Return the entries below verbatim. Pictures stay out.

==========

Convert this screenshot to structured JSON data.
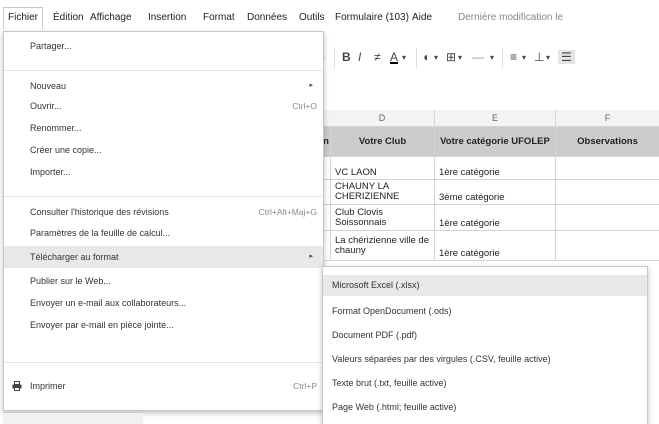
{
  "menubar": {
    "items": [
      "Fichier",
      "Édition",
      "Affichage",
      "Insertion",
      "Format",
      "Données",
      "Outils",
      "Formulaire (103)",
      "Aide"
    ],
    "last_edit": "Dernière modification le"
  },
  "toolbar": {
    "bold": "B",
    "italic": "I",
    "strike": "≠",
    "text_color": "A",
    "fill": "◖",
    "borders": "⊞",
    "merge": "—",
    "align": "≡",
    "valign": "⊥",
    "wrap": "☰"
  },
  "grid": {
    "columns": [
      "D",
      "E",
      "F"
    ],
    "headers": [
      "Votre Club",
      "Votre catégorie UFOLEP",
      "Observations"
    ],
    "rows": [
      [
        "VC LAON",
        "1ère catégorie",
        ""
      ],
      [
        "CHAUNY LA CHERIZIENNE",
        "3ème catégorie",
        ""
      ],
      [
        "Club Clovis Soissonnais",
        "1ère catégorie",
        ""
      ],
      [
        "La chérizienne ville de chauny",
        "1ère catégorie",
        ""
      ]
    ],
    "left_header_fragment": "n"
  },
  "file_menu": {
    "items": [
      {
        "label": "Partager...",
        "shortcut": ""
      },
      {
        "label": "Nouveau",
        "shortcut": "",
        "submenu": true
      },
      {
        "label": "Ouvrir...",
        "shortcut": "Ctrl+O"
      },
      {
        "label": "Renommer...",
        "shortcut": ""
      },
      {
        "label": "Créer une copie...",
        "shortcut": ""
      },
      {
        "label": "Importer...",
        "shortcut": ""
      },
      {
        "label": "Consulter l'historique des révisions",
        "shortcut": "Ctrl+Alt+Maj+G"
      },
      {
        "label": "Paramètres de la feuille de calcul...",
        "shortcut": ""
      },
      {
        "label": "Télécharger au format",
        "shortcut": "",
        "submenu": true
      },
      {
        "label": "Publier sur le Web...",
        "shortcut": ""
      },
      {
        "label": "Envoyer un e-mail aux collaborateurs...",
        "shortcut": ""
      },
      {
        "label": "Envoyer par e-mail en pièce jointe...",
        "shortcut": ""
      },
      {
        "label": "Imprimer",
        "shortcut": "Ctrl+P"
      }
    ]
  },
  "download_submenu": {
    "items": [
      "Microsoft Excel (.xlsx)",
      "Format OpenDocument (.ods)",
      "Document PDF (.pdf)",
      "Valeurs séparées par des virgules (.CSV, feuille active)",
      "Texte brut (.txt, feuille active)",
      "Page Web (.html; feuille active)"
    ]
  },
  "icons": {
    "printer": "printer-icon",
    "submenu_arrow": "▸"
  },
  "colors": {
    "header_fill": "#cccccc",
    "menu_highlight": "#e8e8e8"
  }
}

==========

» Expected answer:
Convert this screenshot to structured JSON data.
{
  "menubar": {
    "items": [
      "Fichier",
      "Édition",
      "Affichage",
      "Insertion",
      "Format",
      "Données",
      "Outils",
      "Formulaire (103)",
      "Aide"
    ],
    "last_edit": "Dernière modification le"
  },
  "toolbar": {
    "bold": "B",
    "italic": "I",
    "strike": "≠",
    "text_color": "A",
    "fill": "◖",
    "borders": "⊞",
    "merge": "—",
    "align": "≡",
    "valign": "⊥",
    "wrap": "☰"
  },
  "grid": {
    "columns": [
      "D",
      "E",
      "F"
    ],
    "headers": [
      "Votre Club",
      "Votre catégorie UFOLEP",
      "Observations"
    ],
    "rows": [
      [
        "VC LAON",
        "1ère catégorie",
        ""
      ],
      [
        "CHAUNY LA CHERIZIENNE",
        "3ème catégorie",
        ""
      ],
      [
        "Club Clovis Soissonnais",
        "1ère catégorie",
        ""
      ],
      [
        "La chérizienne ville de chauny",
        "1ère catégorie",
        ""
      ]
    ],
    "left_header_fragment": "n"
  },
  "file_menu": {
    "items": [
      {
        "label": "Partager...",
        "shortcut": ""
      },
      {
        "label": "Nouveau",
        "shortcut": "",
        "submenu": true
      },
      {
        "label": "Ouvrir...",
        "shortcut": "Ctrl+O"
      },
      {
        "label": "Renommer...",
        "shortcut": ""
      },
      {
        "label": "Créer une copie...",
        "shortcut": ""
      },
      {
        "label": "Importer...",
        "shortcut": ""
      },
      {
        "label": "Consulter l'historique des révisions",
        "shortcut": "Ctrl+Alt+Maj+G"
      },
      {
        "label": "Paramètres de la feuille de calcul...",
        "shortcut": ""
      },
      {
        "label": "Télécharger au format",
        "shortcut": "",
        "submenu": true
      },
      {
        "label": "Publier sur le Web...",
        "shortcut": ""
      },
      {
        "label": "Envoyer un e-mail aux collaborateurs...",
        "shortcut": ""
      },
      {
        "label": "Envoyer par e-mail en pièce jointe...",
        "shortcut": ""
      },
      {
        "label": "Imprimer",
        "shortcut": "Ctrl+P"
      }
    ]
  },
  "download_submenu": {
    "items": [
      "Microsoft Excel (.xlsx)",
      "Format OpenDocument (.ods)",
      "Document PDF (.pdf)",
      "Valeurs séparées par des virgules (.CSV, feuille active)",
      "Texte brut (.txt, feuille active)",
      "Page Web (.html; feuille active)"
    ]
  },
  "icons": {
    "printer": "printer-icon",
    "submenu_arrow": "▸"
  },
  "colors": {
    "header_fill": "#cccccc",
    "menu_highlight": "#e8e8e8"
  }
}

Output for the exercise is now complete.